* BEGIN Extracted records *

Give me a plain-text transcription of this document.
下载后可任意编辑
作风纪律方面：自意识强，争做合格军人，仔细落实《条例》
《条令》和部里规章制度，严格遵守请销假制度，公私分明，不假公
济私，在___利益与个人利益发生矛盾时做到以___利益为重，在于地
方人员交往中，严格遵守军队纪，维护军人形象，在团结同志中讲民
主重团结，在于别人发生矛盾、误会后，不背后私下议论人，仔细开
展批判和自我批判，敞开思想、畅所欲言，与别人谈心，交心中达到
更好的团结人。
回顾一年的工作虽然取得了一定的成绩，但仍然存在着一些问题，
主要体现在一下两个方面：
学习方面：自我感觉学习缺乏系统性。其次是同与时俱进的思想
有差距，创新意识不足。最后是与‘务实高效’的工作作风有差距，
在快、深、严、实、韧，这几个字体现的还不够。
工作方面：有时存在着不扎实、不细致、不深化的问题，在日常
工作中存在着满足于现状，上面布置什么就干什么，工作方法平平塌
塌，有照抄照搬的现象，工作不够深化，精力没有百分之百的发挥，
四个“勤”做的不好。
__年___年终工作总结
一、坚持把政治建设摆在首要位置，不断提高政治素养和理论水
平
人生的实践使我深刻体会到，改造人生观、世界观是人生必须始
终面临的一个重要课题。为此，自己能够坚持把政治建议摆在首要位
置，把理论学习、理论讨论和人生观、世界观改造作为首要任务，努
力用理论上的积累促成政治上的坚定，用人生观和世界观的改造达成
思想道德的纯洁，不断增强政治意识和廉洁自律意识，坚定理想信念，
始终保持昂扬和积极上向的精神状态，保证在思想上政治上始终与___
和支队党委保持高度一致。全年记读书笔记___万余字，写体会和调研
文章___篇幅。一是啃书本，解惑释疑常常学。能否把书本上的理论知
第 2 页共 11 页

* END Extracted records *

The full set of records should be duplicated exactly.

**Finished exercise**
Give me a plain-text transcription of this document.
下载后可任意编辑
作风纪律方面：自意识强，争做合格军人，仔细落实《条例》
《条令》和部里规章制度，严格遵守请销假制度，公私分明，不假公
济私，在___利益与个人利益发生矛盾时做到以___利益为重，在于地
方人员交往中，严格遵守军队纪，维护军人形象，在团结同志中讲民
主重团结，在于别人发生矛盾、误会后，不背后私下议论人，仔细开
展批判和自我批判，敞开思想、畅所欲言，与别人谈心，交心中达到
更好的团结人。
回顾一年的工作虽然取得了一定的成绩，但仍然存在着一些问题，
主要体现在一下两个方面：
学习方面：自我感觉学习缺乏系统性。其次是同与时俱进的思想
有差距，创新意识不足。最后是与‘务实高效’的工作作风有差距，
在快、深、严、实、韧，这几个字体现的还不够。
工作方面：有时存在着不扎实、不细致、不深化的问题，在日常
工作中存在着满足于现状，上面布置什么就干什么，工作方法平平塌
塌，有照抄照搬的现象，工作不够深化，精力没有百分之百的发挥，
四个“勤”做的不好。
__年___年终工作总结
一、坚持把政治建设摆在首要位置，不断提高政治素养和理论水
平
人生的实践使我深刻体会到，改造人生观、世界观是人生必须始
终面临的一个重要课题。为此，自己能够坚持把政治建议摆在首要位
置，把理论学习、理论讨论和人生观、世界观改造作为首要任务，努
力用理论上的积累促成政治上的坚定，用人生观和世界观的改造达成
思想道德的纯洁，不断增强政治意识和廉洁自律意识，坚定理想信念，
始终保持昂扬和积极上向的精神状态，保证在思想上政治上始终与___
和支队党委保持高度一致。全年记读书笔记___万余字，写体会和调研
文章___篇幅。一是啃书本，解惑释疑常常学。能否把书本上的理论知
第 2 页共 11 页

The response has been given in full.